To do »
Please transcribe the records precisely; pictures stay out of your copy.

Provided records »
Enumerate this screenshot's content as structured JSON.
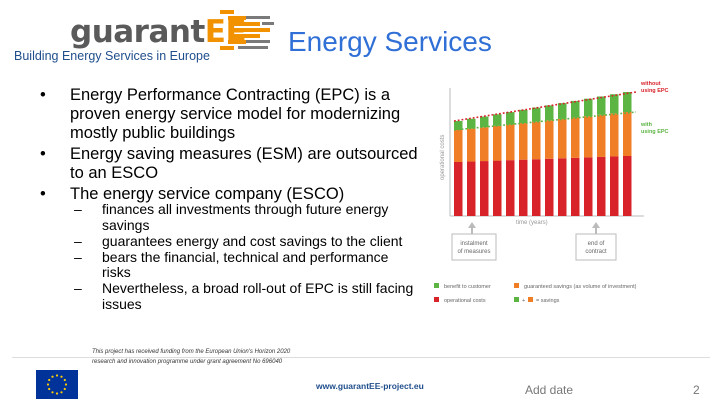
{
  "logo": {
    "brand_prefix": "guarant",
    "brand_suffix": "EE",
    "tagline": "Building Energy Services in Europe"
  },
  "title": "Energy Services",
  "bullets": [
    "Energy Performance Contracting (EPC) is a proven energy service model for modernizing mostly public buildings",
    "Energy saving measures (ESM) are outsourced to an ESCO",
    "The energy service company (ESCO)"
  ],
  "sub_bullets": [
    "finances all investments through future energy savings",
    "guarantees energy and cost savings to the client",
    "bears the financial, technical and performance risks",
    "Nevertheless, a broad roll-out of EPC is still facing issues"
  ],
  "bullet_marker": "•",
  "sub_marker": "–",
  "diagram": {
    "line_without": "without using EPC",
    "line_with": "with using EPC",
    "y_axis_label": "operational costs",
    "x_axis_label": "time (years)",
    "box_installment": "instalment of measures",
    "box_end_contract": "end of contract",
    "legend": {
      "benefit": "benefit to customer",
      "guaranteed": "guaranteed savings (as volume of investment)",
      "operational": "operational costs",
      "savings": "= savings",
      "plus": "+"
    },
    "colors": {
      "red": "#d8232a",
      "orange": "#f07e26",
      "green": "#5cb543",
      "gray": "#999999"
    }
  },
  "footer": {
    "disclaimer": "This project has received funding from the European Union's Horizon 2020 research and innovation programme under grant agreement No 696040",
    "website": "www.guarantEE-project.eu",
    "add_date": "Add date",
    "page_number": "2"
  }
}
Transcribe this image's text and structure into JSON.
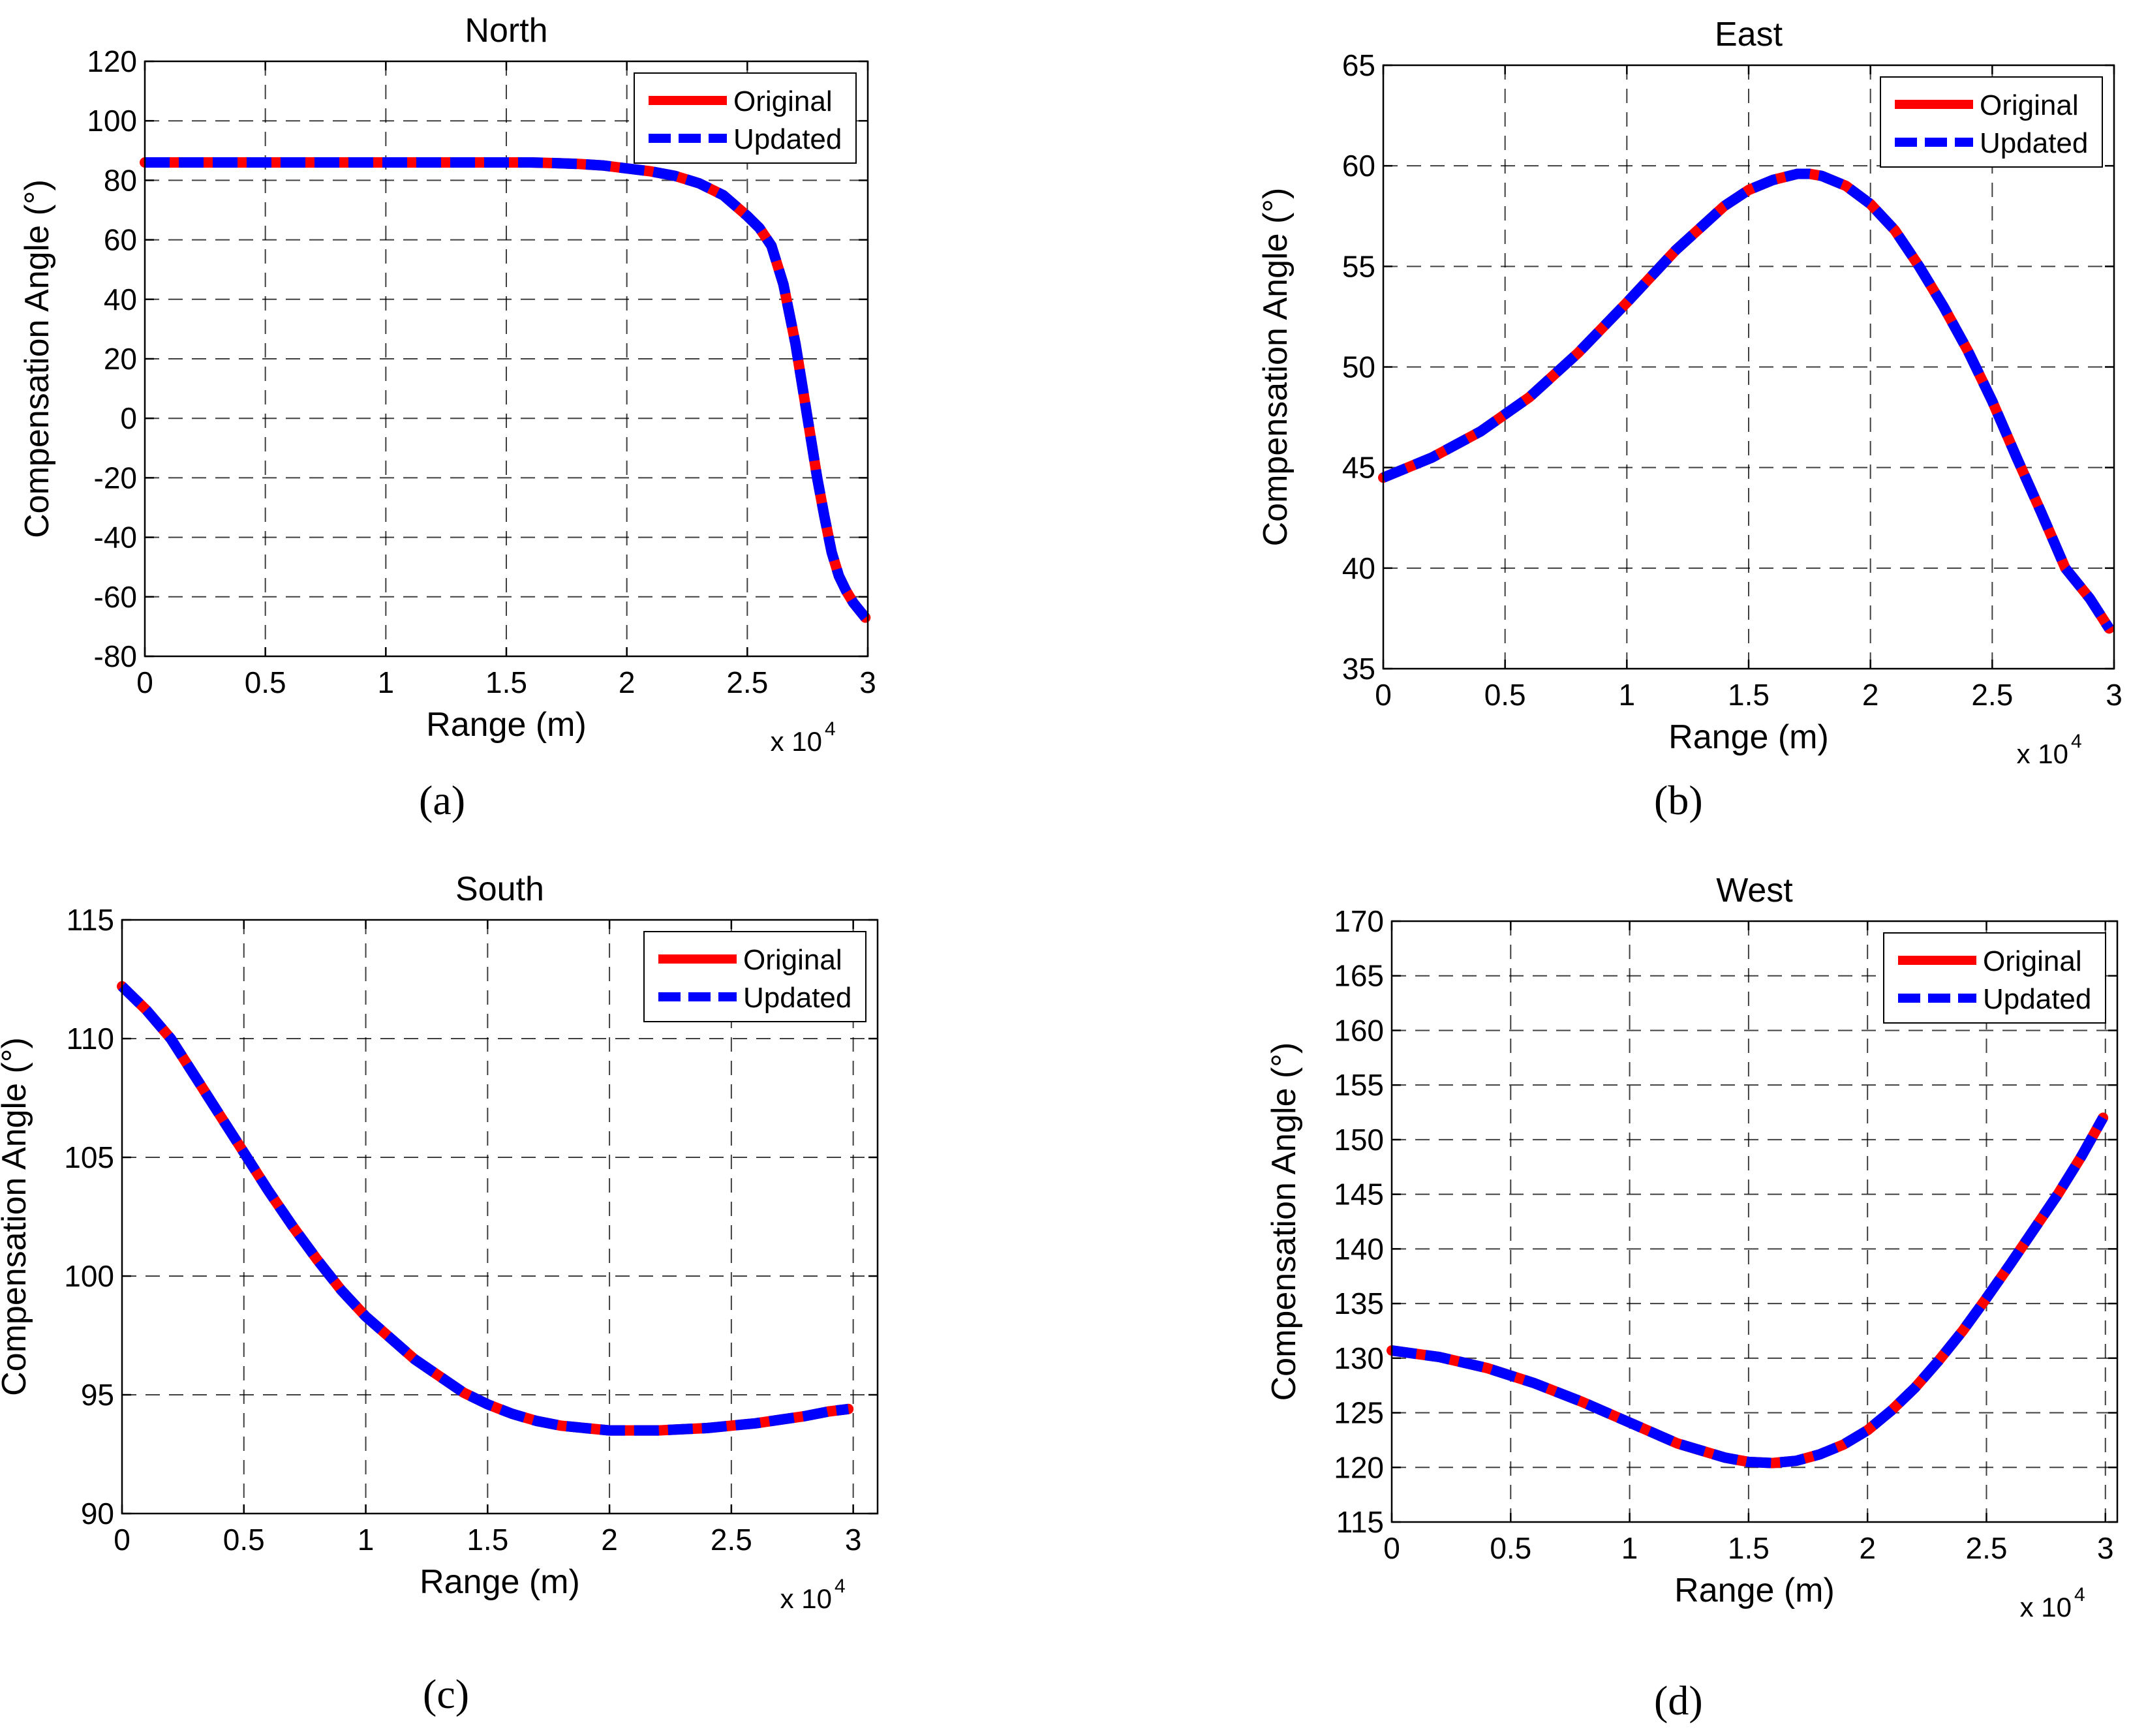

Response for this exercise »
Enumerate this screenshot's content as structured JSON.
{
  "logo": {
    "brand_prefix": "guarant",
    "brand_suffix": "EE",
    "tagline": "Building Energy Services in Europe"
  },
  "title": "Energy Services",
  "bullets": [
    "Energy Performance Contracting (EPC) is a proven energy service model for modernizing mostly public buildings",
    "Energy saving measures (ESM) are outsourced to an ESCO",
    "The energy service company (ESCO)"
  ],
  "sub_bullets": [
    "finances all investments through future energy savings",
    "guarantees energy and cost savings to the client",
    "bears the financial, technical and performance risks",
    "Nevertheless, a broad roll-out of EPC is still facing issues"
  ],
  "bullet_marker": "•",
  "sub_marker": "–",
  "diagram": {
    "line_without": "without using EPC",
    "line_with": "with using EPC",
    "y_axis_label": "operational costs",
    "x_axis_label": "time (years)",
    "box_installment": "instalment of measures",
    "box_end_contract": "end of contract",
    "legend": {
      "benefit": "benefit to customer",
      "guaranteed": "guaranteed savings (as volume of investment)",
      "operational": "operational costs",
      "savings": "= savings",
      "plus": "+"
    },
    "colors": {
      "red": "#d8232a",
      "orange": "#f07e26",
      "green": "#5cb543",
      "gray": "#999999"
    }
  },
  "footer": {
    "disclaimer": "This project has received funding from the European Union's Horizon 2020 research and innovation programme under grant agreement No 696040",
    "website": "www.guarantEE-project.eu",
    "add_date": "Add date",
    "page_number": "2"
  }
}
Transcribe this image's text and structure into JSON.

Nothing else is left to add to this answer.